**STATED EXERCISE 1**.
Name every individual person mentioned in the entry on the year 678.
**STATED EXERCISE 2**.
From the entry on the year 678, copy the part that opens with the words containing "Autumn – Siege" and closes with "local Slavic tribes.".
**STATED EXERCISE 3**.
Answer these questions from the entry on the year 678.
(a) On what date did the Siege of Thessalonica end?
(b) What was the Byzantine fleet equipped with?
(c) Near which river did Æthelred defeat the Northumbrian forces?

**EXTRACT PROVIDED**.
**********
Year 678 (DCLXXVIII) was a common year starting on Friday (link will display the full calendar) of the Julian calendar. The denomination 678 for this year has been used since the early medieval period, when the Anno Domini calendar era became the prevalent method in Europe for naming years.

Events 
 By place 

 Byzantine Empire 
 July 27 – The Siege of Thessalonica (676–678) ends, when the Sclaveni withdraw.
 Autumn – Siege of Constantinople: Emperor Constantine IV confronts the Arab besiegers in a head-on engagement. The Byzantine fleet, equipped with Greek fire, destroys the Muslim fleet at Sillyon, ending the Arab threat to Europe, and forcing Yazid (a son of caliph Muawiyah I) to lift the siege on land and sea. The victory also frees up forces that are sent to raise the two-year siege of Thessalonica by the local Slavic tribes.

 Britain 
 King Æthelred of Mercia defeats the Northumbrian forces under King Ecgfrith, in a battle near the River Trent. Archbishop Theodore helps to resolve differences between the two, Æthelred agreeing to pay a weregild to avoid any resumption of hostilities (approximate date).
**********
**PROVIDED DATA**.
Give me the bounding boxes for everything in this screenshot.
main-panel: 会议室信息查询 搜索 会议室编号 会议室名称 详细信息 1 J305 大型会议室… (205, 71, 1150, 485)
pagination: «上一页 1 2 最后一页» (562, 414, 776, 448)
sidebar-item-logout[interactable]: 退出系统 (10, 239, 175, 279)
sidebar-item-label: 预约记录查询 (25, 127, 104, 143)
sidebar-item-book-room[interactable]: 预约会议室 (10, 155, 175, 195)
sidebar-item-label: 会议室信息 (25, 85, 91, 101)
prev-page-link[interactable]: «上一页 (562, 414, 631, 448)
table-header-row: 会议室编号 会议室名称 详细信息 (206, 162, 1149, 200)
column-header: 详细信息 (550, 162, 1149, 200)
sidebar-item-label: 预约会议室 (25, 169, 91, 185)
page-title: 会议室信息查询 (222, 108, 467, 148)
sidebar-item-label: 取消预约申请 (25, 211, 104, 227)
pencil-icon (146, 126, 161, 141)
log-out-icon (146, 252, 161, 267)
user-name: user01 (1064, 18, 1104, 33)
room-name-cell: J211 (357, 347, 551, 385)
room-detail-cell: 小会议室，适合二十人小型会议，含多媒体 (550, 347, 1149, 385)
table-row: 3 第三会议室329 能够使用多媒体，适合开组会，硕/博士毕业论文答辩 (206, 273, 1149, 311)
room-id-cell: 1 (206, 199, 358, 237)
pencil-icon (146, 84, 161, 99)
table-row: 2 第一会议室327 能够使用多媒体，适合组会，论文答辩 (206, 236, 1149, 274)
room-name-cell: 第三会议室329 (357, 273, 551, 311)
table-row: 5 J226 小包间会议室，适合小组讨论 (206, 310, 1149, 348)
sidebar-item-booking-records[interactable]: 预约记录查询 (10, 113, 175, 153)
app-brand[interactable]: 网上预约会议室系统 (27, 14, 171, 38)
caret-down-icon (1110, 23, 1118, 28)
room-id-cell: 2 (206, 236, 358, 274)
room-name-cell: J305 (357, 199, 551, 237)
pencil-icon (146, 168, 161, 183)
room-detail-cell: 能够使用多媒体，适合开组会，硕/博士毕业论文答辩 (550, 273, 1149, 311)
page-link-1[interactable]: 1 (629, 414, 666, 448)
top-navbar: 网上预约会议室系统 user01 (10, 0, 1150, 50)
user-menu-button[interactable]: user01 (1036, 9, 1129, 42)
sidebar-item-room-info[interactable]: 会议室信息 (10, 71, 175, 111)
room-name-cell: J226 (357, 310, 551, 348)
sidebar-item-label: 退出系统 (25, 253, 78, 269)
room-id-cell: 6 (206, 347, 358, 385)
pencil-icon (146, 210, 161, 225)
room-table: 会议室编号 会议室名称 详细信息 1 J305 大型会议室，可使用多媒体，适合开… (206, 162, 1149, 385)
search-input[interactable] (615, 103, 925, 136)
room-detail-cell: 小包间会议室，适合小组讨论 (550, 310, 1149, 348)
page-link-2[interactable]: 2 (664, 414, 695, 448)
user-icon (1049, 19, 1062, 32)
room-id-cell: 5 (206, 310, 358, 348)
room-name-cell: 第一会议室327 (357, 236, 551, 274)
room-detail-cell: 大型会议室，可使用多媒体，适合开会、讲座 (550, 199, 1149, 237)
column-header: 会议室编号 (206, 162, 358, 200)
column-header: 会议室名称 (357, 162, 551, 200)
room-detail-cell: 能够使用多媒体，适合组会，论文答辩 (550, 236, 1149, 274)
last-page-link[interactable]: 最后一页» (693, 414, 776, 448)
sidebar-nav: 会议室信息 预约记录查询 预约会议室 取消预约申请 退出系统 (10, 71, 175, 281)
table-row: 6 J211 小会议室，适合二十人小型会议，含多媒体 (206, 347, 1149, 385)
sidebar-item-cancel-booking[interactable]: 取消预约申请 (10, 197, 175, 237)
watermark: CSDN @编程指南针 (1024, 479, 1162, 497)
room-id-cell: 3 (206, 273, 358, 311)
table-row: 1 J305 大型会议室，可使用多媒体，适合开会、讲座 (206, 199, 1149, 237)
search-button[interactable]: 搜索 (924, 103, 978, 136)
**********
**EXERCISE RESPONSE 1**.
Constantine IV, Yazid, Muawiyah I, Æthelred, Ecgfrith, Theodore

**EXERCISE RESPONSE 2**.
Autumn – Siege of Constantinople: Emperor Constantine IV confronts the Arab besiegers in a head-on engagement. The Byzantine fleet, equipped with Greek fire, destroys the Muslim fleet at Sillyon, ending the Arab threat to Europe, and forcing Yazid (a son of caliph Muawiyah I) to lift the siege on land and sea. The victory also frees up forces that are sent to raise the two-year siege of Thessalonica by the local Slavic tribes.

**EXERCISE RESPONSE 3**.
(a) July 27
(b) Greek fire
(c) The River Trent